### Written task
Return the listing below verbatim. Pictures do not belong in the copy.
## BEGIN Data supplied
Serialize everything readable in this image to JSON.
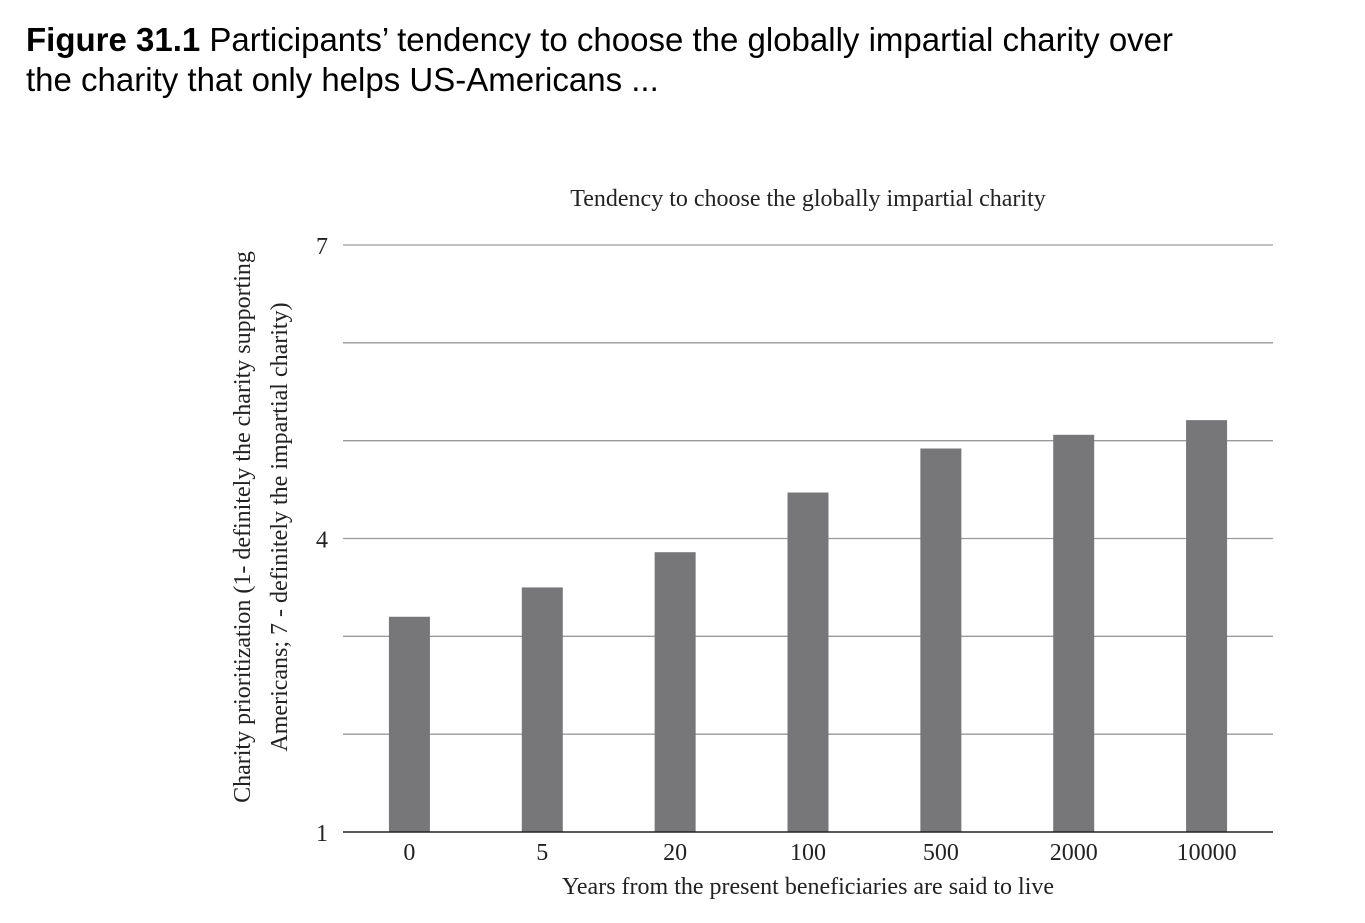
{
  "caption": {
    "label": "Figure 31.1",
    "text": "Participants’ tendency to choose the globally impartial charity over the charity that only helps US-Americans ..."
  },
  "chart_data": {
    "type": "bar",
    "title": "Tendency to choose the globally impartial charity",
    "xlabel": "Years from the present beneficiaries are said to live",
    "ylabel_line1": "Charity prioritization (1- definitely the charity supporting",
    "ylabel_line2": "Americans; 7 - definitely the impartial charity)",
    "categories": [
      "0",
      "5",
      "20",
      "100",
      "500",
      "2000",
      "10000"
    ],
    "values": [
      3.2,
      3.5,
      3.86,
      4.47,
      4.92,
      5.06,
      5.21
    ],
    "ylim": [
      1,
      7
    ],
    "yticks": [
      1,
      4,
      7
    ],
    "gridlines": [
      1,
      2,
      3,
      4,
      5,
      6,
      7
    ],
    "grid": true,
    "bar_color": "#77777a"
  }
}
## END Data supplied
### Complete answer
Serialize everything readable in this image to JSON.
{
  "caption": {
    "label": "Figure 31.1",
    "text": "Participants’ tendency to choose the globally impartial charity over the charity that only helps US-Americans ..."
  },
  "chart_data": {
    "type": "bar",
    "title": "Tendency to choose the globally impartial charity",
    "xlabel": "Years from the present beneficiaries are said to live",
    "ylabel_line1": "Charity prioritization (1- definitely the charity supporting",
    "ylabel_line2": "Americans; 7 - definitely the impartial charity)",
    "categories": [
      "0",
      "5",
      "20",
      "100",
      "500",
      "2000",
      "10000"
    ],
    "values": [
      3.2,
      3.5,
      3.86,
      4.47,
      4.92,
      5.06,
      5.21
    ],
    "ylim": [
      1,
      7
    ],
    "yticks": [
      1,
      4,
      7
    ],
    "gridlines": [
      1,
      2,
      3,
      4,
      5,
      6,
      7
    ],
    "grid": true,
    "bar_color": "#77777a"
  }
}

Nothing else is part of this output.